Edit the article on Mohler's teaching about the commandments: write out its text from "On Sept. 14, Mohler" up to and including "character and attributes.", replacing "theologians" with "scholars" throughout.

- DOCUMENT EXCERPT

-=-=-

The best approach for believers to take regarding the fourth commandment is known as Lord’s Day observance, Mohler said. This position emphasizes that the central issue for the church is to gather and worship on the Lord’s Day, he explained, adding that this position focuses on the positive content of Lord’s Day observance rather than prohibited activities.

“There is a fourth option, which is no option, and this is Lord’s Day non-observance,” Mohler cautioned. “That is simply not an option for the people of God. And yet writ large across the evangelicalism of our day is this fourth option, creeping its way into our practice.”

Many Christians simply ignore the Lord’s Day or act as if coming to church is an activity to get out of the way so they can move on to other things, he said. Mohler called such attitudes unbiblical.

“I am convicted as I am confronted about the fourth commandment not about Sabbath keeping but about Lord’s Day breaking,” he said. “I am convicted that as I read the fourth commandment, Israel’s responsibility to keep the Sabbath was, if anything, less important than the church’s responsibility to keep the Lord’s Day.”

On Sept. 14, Mohler unpacked the third commandment that prohibits taking the Lord’s name in vain. Christians often limit this command to swearing and a of “forbidden” words, Mohler said. However, Christians take the Lord’s name in vain far more often than they realize, he argued.

He detailed four ways in which Christians commonly, though unwittingly, misuse the Lord’s name.

God’s name is taken in vain when theologians downgrade His character and attributes.

“God’s name is taken in vain among the theologians routinely,” he said. “As a matter of fact, there are entire libraries of vanity, of God’s name taken in vain. The revelation of the name of God is a revelation of His character, it is a revelation of His perfections, it is a revelation of His sovereignty, it is a revelation of His power, it is a revelation of His holiness, it is a revelation of His love, and all of these things are maligned and distorted and often denied in the reductionistic theologies that are rampant in our day.

“God has the sole right to define and to name Himself. It is an act of creaturely arrogance and defiance to seek to name Him.”

Christians misuse God’s name when they speak of God in breezy and irreverent ways that besmirch the dignity of His holy name, Mohler said.

“Listen to our talk about God,” he said. “Or for that matter, substitute the talk for the bumper stickers [that say] ‘God is our co-pilot, our dream weaver, our life artist, our friend, our coach [or] our therapist.’

“[But] Jehovah renders no therapy. He offers no coaching. He weaves no dreams. He reveals Himself and saves His people from their sin. The triviality and the triteness of our triumphalistic piety, the backslapping easy familiarity with the things of God, not to mention His own name, is a scandal among us.”

Christians demean God’s name by worshiping Him in a superficial manner. God takes His name seriously as Scripture makes clear, Mohler said, in stories such as that of Nadab and Abihu, who, according to Numbers 10, died when they brought strange fire to the altar of God.

“In John 4, the Lord spoke to the woman at the well of the fact that the Father seeks those who will worship Him in spirit and in truth,” Mohler said.

“[It is] never the one (spirit) without the other (truth), the one [being] impossible without the other. This (truth) is the truth that is found in Word-centered worship, in biblically regulated worship, in scripturally established worship, in Christ-focused worship, in Trinitarian worship. And yet among evangelicals, worship has been turned into a laboratory of frivolities and a circus of creativities.”

Christians also break the third commandment by “manipulative God talk” in which politicians, athletes and other public figures co-opt the name of God to promote their own agendas. Mohler said evangelical leaders are often guilty of misusing God’s name in the same way by “divining” God’s specific purposes for disasters and suffering.

“The Lord’s name is taken in vain when we say, `We know why God did that. I can tell you why you have cancer. I can explain to the nation why Hurricane Katrina hit New Orleans,’” Mohler said. “…God has not given us license to explain His ways where He has not declared His way.”

-=-=-

[Records from a collection]
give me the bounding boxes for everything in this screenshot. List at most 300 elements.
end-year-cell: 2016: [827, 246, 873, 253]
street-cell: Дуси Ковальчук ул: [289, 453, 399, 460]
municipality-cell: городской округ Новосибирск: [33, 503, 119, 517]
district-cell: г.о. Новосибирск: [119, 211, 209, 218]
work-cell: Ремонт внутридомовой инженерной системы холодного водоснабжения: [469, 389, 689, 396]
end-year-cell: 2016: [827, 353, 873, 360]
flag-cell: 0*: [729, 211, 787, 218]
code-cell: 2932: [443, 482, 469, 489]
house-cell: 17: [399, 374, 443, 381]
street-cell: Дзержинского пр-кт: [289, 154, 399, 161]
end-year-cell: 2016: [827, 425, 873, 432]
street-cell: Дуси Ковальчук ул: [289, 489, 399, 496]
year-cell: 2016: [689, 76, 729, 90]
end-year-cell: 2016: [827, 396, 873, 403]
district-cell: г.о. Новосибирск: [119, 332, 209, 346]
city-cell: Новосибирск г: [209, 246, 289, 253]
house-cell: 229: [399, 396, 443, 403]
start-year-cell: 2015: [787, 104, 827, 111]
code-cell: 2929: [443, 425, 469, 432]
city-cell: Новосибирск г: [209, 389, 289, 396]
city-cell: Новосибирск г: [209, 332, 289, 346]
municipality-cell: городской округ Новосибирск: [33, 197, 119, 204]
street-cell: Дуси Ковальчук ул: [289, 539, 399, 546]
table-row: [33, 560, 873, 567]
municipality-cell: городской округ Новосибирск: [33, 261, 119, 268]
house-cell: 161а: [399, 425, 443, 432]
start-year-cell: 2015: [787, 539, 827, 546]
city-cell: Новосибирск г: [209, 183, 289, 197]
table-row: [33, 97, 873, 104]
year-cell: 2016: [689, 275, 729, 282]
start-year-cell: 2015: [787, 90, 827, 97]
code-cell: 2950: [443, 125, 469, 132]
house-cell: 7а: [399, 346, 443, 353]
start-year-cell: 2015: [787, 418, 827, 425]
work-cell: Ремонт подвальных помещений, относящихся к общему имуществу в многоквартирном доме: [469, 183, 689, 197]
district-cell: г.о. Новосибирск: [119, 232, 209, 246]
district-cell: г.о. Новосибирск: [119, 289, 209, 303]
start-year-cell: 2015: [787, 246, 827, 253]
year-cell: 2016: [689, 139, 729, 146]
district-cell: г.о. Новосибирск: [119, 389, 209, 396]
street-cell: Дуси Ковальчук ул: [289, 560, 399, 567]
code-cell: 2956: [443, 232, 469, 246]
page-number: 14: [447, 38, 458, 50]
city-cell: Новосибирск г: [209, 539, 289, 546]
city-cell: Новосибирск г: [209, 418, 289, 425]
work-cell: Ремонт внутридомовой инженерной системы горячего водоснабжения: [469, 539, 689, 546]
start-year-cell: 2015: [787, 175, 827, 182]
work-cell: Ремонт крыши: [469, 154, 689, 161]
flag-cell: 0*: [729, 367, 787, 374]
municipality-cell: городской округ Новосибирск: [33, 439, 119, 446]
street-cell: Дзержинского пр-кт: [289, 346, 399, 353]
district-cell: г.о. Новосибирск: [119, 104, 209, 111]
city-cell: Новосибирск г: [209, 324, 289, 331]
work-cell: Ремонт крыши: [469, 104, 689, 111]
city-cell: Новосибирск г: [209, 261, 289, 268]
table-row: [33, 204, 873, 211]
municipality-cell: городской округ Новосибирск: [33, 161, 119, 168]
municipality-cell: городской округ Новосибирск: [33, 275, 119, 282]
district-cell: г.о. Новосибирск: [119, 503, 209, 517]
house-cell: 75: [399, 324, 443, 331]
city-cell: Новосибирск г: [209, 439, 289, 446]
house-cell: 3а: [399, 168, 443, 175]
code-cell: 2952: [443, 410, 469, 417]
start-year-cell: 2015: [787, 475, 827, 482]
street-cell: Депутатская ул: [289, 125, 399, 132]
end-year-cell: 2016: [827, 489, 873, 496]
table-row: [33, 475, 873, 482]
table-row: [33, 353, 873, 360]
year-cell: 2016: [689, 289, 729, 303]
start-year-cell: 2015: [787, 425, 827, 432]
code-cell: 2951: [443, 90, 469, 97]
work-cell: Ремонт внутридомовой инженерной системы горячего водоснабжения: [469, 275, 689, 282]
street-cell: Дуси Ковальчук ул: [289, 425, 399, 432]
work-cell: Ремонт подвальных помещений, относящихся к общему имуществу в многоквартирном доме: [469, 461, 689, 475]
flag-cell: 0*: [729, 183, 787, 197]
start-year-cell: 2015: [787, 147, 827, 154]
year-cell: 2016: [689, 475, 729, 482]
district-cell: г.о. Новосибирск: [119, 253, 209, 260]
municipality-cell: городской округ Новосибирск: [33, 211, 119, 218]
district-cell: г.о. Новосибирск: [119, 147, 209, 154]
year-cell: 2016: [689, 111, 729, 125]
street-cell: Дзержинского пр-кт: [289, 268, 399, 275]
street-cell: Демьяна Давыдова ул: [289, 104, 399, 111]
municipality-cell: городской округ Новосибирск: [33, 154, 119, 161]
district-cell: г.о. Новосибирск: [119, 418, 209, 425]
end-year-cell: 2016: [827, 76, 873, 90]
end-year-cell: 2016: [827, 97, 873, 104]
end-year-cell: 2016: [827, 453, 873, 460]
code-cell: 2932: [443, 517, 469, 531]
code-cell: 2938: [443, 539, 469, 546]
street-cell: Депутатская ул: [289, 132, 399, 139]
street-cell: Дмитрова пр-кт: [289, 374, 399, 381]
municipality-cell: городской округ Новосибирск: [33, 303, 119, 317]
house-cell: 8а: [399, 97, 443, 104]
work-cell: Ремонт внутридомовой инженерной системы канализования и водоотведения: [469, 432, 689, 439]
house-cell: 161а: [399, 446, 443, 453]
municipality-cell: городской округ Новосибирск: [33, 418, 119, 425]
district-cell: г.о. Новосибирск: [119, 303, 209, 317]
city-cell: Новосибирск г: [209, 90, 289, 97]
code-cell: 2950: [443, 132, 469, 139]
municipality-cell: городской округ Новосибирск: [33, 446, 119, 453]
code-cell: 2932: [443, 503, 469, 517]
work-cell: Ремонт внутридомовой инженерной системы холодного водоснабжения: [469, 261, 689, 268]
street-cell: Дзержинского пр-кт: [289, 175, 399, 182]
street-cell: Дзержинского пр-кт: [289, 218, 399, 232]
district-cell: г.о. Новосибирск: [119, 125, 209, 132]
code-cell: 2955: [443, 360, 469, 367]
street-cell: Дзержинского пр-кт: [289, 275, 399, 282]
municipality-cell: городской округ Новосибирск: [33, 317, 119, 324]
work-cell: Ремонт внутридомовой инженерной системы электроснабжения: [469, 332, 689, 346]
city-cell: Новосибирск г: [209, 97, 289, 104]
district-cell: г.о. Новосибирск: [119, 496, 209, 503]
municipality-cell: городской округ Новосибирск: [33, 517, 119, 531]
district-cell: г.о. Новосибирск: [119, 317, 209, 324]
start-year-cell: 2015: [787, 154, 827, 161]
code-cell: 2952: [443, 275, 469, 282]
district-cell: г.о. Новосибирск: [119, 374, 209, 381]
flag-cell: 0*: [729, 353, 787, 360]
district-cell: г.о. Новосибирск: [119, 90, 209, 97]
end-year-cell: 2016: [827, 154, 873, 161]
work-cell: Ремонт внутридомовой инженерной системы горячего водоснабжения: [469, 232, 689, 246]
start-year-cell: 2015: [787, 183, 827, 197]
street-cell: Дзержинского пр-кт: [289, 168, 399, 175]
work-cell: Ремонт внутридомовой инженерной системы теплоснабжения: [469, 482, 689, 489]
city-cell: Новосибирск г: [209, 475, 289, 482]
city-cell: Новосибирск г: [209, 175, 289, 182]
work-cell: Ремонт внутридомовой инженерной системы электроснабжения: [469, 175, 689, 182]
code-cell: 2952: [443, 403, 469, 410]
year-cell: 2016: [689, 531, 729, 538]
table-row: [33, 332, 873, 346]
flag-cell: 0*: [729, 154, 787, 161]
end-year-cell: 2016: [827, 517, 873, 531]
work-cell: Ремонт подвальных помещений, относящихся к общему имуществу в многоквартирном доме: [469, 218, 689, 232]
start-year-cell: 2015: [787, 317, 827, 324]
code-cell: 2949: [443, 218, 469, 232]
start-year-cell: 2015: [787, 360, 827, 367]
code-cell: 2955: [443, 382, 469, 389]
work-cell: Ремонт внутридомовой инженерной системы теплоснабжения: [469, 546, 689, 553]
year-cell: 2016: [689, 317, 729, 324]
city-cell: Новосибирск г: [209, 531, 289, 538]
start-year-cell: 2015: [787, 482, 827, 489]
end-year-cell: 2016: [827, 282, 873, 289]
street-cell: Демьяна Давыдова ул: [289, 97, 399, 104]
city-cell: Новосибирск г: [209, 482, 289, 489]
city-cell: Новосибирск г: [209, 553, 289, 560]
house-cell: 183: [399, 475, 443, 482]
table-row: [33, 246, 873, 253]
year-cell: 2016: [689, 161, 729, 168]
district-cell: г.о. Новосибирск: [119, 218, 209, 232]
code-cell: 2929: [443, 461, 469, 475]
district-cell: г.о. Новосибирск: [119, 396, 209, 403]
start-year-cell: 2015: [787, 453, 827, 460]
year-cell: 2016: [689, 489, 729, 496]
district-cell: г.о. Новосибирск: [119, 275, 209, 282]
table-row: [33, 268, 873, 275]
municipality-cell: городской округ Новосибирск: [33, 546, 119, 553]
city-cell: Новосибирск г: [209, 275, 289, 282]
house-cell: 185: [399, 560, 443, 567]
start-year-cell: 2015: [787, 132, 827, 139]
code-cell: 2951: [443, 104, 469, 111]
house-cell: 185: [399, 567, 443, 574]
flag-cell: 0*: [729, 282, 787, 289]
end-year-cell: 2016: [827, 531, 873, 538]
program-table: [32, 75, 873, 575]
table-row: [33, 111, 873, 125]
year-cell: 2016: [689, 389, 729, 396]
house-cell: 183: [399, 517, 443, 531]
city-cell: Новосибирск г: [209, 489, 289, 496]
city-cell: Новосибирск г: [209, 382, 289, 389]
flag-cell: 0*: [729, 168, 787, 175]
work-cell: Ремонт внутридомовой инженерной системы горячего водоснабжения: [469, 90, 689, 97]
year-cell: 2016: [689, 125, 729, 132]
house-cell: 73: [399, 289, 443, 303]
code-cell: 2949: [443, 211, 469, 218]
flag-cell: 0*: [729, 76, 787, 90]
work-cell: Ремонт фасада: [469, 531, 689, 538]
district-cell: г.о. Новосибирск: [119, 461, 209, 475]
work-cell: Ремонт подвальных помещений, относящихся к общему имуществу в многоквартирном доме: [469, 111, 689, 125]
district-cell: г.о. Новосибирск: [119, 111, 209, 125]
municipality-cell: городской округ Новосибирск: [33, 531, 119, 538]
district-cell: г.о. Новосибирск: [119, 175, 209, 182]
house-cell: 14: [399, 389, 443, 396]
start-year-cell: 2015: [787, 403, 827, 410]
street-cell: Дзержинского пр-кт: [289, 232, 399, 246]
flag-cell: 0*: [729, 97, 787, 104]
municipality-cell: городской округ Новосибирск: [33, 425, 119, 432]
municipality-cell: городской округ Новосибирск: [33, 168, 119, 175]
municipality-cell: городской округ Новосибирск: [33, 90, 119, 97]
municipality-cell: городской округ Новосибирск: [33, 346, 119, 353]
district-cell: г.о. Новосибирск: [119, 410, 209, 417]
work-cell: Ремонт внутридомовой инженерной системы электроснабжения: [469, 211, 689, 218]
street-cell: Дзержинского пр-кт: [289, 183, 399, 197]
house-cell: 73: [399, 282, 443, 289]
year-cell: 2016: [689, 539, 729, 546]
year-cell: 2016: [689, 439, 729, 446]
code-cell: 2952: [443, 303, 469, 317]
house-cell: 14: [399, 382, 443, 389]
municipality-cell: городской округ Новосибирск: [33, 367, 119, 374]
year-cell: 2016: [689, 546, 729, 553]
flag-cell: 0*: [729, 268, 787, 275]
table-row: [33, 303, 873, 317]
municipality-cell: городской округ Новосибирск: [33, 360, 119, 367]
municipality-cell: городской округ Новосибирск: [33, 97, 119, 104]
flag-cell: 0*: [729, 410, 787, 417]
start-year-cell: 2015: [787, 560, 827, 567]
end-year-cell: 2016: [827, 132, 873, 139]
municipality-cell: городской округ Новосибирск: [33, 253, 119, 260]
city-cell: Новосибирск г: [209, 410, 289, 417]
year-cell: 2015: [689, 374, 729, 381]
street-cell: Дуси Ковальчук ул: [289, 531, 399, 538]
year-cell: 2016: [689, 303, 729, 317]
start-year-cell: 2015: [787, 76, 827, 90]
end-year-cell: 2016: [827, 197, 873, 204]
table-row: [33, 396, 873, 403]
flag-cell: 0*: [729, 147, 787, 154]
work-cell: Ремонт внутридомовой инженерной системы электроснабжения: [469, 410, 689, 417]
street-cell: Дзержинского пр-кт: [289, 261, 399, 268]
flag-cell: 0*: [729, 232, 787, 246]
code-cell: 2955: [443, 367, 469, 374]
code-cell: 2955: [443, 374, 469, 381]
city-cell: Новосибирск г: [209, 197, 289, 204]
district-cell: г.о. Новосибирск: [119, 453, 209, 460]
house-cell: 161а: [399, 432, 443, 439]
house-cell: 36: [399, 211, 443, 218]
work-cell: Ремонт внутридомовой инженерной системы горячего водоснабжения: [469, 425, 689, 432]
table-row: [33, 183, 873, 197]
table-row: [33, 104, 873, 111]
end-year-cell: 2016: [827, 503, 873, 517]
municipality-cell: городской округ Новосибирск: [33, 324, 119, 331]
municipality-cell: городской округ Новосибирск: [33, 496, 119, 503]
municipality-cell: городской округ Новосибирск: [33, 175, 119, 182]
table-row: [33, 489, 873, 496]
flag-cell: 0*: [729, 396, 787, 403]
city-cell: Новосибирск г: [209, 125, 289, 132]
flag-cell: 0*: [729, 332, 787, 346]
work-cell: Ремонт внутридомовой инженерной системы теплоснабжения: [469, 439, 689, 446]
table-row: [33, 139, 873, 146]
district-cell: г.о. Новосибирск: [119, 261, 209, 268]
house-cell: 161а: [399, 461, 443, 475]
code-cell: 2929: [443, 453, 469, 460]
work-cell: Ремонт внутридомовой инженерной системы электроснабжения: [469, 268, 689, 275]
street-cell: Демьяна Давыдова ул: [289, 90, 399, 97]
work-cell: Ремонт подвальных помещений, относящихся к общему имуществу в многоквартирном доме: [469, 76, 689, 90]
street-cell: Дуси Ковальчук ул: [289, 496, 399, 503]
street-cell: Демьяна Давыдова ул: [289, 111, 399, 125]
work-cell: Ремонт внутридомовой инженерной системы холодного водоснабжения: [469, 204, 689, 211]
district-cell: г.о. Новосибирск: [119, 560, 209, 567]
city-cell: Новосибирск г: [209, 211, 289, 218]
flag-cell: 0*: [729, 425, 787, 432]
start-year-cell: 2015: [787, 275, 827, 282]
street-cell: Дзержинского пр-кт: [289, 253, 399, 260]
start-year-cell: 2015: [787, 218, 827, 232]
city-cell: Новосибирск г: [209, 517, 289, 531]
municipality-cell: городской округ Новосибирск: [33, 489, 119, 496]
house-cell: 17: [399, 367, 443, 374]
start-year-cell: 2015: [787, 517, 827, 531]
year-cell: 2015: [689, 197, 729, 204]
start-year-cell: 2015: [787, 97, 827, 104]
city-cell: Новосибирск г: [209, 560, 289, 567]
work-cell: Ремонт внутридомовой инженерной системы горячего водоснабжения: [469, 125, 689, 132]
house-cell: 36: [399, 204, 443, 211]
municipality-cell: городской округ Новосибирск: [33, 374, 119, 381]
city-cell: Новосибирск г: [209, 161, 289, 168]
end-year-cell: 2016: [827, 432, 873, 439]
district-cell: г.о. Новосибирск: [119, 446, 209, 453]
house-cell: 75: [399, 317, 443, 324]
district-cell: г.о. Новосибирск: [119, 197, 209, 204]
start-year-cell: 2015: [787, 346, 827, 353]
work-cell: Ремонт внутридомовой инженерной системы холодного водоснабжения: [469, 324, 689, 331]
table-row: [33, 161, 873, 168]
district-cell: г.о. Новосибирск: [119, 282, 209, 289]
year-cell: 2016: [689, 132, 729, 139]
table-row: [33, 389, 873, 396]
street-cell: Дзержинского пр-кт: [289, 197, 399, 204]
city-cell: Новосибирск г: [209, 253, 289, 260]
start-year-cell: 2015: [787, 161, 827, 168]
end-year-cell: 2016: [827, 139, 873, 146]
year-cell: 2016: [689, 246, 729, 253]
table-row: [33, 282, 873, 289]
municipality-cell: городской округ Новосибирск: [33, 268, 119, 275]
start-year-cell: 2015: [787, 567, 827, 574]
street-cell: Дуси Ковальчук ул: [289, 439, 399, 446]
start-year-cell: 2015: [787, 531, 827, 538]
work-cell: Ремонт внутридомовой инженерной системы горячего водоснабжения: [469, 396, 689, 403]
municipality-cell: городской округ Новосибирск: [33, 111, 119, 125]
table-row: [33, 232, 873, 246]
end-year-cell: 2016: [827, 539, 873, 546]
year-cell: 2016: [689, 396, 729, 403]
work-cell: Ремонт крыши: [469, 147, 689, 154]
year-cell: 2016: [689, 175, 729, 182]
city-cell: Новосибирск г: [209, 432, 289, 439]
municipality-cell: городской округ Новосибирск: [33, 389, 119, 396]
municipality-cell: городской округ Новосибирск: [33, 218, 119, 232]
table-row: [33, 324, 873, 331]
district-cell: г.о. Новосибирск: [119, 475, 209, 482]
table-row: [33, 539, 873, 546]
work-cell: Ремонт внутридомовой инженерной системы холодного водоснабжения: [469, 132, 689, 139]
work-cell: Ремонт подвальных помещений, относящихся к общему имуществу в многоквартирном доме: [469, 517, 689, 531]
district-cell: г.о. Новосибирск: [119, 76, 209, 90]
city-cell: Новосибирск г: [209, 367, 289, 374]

-=-=-

- EXERCISE RESULT
On Sept. 14, Mohler unpacked the third commandment that prohibits taking the Lord’s name in vain. Christians often limit this command to swearing and a of “forbidden” words, Mohler said. However, Christians take the Lord’s name in vain far more often than they realize, he argued.

He detailed four ways in which Christians commonly, though unwittingly, misuse the Lord’s name.

God’s name is taken in vain when scholars downgrade His character and attributes.